Exercise inputs:
________

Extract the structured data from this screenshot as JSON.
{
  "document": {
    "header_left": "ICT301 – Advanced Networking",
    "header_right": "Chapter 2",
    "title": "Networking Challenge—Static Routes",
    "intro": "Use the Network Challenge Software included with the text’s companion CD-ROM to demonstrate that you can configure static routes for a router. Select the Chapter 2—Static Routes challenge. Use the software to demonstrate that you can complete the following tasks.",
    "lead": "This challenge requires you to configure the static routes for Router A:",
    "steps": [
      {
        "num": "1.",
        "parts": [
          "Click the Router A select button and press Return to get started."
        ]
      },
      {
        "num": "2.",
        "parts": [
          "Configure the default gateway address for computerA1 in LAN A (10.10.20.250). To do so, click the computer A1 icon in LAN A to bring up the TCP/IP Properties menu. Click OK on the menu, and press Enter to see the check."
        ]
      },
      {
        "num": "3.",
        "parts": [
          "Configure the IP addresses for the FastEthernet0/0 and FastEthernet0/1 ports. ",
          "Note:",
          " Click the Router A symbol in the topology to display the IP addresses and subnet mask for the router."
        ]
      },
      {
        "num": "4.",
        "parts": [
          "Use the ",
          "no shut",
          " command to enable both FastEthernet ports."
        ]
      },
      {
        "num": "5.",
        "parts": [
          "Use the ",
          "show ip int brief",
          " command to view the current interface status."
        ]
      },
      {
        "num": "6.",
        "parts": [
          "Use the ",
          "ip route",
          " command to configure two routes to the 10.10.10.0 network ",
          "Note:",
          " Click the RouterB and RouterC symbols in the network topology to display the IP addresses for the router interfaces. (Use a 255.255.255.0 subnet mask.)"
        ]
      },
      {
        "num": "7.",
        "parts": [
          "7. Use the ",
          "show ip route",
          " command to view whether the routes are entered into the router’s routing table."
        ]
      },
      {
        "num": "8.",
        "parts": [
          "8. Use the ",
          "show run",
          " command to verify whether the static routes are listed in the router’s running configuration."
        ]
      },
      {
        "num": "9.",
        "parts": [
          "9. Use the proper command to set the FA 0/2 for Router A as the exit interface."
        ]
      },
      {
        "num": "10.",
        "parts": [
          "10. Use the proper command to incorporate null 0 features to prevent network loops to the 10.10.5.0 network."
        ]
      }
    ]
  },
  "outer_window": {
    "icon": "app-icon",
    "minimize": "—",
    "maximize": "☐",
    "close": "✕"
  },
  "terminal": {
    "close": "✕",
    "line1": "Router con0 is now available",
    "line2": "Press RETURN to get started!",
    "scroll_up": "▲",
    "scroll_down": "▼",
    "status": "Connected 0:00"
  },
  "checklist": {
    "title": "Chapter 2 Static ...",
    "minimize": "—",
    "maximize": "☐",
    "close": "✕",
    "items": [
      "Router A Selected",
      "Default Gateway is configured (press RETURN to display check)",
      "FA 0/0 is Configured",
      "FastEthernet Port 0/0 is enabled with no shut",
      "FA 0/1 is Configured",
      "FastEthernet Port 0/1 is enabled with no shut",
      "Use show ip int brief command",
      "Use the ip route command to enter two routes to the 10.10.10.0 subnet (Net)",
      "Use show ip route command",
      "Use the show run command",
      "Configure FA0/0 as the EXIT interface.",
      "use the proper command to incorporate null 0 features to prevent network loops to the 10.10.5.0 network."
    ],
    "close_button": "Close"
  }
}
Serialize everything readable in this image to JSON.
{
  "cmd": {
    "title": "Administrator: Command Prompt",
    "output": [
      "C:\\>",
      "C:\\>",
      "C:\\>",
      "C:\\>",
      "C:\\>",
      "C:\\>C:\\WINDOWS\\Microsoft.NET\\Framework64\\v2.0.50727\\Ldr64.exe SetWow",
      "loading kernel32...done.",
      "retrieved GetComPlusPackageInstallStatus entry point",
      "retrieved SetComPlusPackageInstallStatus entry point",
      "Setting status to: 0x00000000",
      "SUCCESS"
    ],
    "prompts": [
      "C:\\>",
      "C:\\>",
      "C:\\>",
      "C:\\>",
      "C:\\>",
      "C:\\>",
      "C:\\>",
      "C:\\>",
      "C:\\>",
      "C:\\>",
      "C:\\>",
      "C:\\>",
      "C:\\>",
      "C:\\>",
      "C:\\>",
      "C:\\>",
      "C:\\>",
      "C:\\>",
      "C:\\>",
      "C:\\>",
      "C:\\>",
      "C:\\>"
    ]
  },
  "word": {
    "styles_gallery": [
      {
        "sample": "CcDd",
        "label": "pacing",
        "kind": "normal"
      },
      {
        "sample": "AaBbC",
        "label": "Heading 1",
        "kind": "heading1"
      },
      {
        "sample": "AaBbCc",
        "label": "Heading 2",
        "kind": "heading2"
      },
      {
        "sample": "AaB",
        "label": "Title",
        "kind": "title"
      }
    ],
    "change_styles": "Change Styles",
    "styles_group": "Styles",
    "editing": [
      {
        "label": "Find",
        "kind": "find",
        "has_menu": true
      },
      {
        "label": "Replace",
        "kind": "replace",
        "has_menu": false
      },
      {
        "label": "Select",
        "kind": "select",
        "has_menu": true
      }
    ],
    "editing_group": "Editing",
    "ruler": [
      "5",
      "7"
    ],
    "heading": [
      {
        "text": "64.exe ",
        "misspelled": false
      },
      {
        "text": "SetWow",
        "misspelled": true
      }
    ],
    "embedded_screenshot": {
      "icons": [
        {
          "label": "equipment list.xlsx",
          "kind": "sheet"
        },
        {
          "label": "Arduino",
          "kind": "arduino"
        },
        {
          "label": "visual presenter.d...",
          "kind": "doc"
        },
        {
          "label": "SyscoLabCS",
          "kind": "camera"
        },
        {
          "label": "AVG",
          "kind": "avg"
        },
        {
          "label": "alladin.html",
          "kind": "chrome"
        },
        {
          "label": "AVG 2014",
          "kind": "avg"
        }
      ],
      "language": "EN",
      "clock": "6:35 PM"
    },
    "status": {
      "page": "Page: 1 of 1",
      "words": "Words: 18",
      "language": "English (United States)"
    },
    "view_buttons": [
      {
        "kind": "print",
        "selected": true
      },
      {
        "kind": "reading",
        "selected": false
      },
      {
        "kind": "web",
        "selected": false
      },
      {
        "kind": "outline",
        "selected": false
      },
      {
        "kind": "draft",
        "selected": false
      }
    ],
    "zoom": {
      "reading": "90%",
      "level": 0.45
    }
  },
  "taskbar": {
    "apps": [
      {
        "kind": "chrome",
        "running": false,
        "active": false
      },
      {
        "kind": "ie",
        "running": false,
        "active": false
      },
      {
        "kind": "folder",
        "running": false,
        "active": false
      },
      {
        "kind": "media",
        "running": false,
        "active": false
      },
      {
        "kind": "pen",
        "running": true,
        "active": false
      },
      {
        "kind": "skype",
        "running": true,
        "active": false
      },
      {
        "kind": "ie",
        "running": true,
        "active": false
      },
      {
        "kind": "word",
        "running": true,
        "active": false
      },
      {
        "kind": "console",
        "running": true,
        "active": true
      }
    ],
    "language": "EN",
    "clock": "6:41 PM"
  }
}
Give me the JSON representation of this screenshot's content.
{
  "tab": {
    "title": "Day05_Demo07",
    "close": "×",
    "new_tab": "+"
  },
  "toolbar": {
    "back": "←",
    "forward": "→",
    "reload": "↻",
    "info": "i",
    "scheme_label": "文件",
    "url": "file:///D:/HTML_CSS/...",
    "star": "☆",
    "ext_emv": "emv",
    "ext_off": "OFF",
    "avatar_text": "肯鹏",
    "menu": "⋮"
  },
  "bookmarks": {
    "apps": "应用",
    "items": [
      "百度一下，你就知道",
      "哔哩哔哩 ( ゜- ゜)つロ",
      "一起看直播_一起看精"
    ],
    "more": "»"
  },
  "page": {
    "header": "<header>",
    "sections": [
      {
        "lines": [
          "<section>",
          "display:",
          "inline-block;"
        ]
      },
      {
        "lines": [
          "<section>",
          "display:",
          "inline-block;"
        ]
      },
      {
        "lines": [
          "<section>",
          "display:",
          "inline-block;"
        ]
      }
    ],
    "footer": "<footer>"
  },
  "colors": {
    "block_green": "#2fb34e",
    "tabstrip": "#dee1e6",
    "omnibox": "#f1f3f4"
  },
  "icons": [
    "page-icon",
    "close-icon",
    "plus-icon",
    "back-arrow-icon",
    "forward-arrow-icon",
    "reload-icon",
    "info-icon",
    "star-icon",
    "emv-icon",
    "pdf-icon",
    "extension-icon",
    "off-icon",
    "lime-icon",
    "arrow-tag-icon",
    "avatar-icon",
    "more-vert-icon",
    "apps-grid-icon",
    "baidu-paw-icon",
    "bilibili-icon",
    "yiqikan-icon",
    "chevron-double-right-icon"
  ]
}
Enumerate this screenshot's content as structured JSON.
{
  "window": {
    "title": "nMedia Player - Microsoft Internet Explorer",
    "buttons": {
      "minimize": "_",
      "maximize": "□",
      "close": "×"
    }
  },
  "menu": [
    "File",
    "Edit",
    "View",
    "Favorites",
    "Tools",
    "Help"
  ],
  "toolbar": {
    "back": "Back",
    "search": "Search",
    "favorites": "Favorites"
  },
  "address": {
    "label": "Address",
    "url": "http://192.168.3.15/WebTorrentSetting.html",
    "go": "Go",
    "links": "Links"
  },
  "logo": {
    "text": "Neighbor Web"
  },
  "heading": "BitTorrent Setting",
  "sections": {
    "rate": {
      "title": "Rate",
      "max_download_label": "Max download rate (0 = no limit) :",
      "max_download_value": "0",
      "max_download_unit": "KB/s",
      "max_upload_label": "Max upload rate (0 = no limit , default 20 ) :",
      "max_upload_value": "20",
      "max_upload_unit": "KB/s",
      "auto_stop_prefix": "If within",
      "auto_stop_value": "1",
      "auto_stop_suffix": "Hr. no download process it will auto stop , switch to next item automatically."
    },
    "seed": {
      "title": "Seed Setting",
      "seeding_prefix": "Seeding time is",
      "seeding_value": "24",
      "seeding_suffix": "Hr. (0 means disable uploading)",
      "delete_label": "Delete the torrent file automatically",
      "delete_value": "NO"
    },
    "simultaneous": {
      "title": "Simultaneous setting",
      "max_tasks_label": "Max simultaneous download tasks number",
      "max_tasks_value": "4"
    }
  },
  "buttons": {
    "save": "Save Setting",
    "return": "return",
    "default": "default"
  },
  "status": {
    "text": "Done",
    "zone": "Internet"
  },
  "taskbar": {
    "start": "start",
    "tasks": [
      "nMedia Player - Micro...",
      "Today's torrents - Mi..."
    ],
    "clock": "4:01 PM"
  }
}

________

Set task:
Scan the material above. Copy each line where "retrieved" occurs.

Response below:
      "retrieved GetComPlusPackageInstallStatus entry point",
      "retrieved SetComPlusPackageInstallStatus entry point",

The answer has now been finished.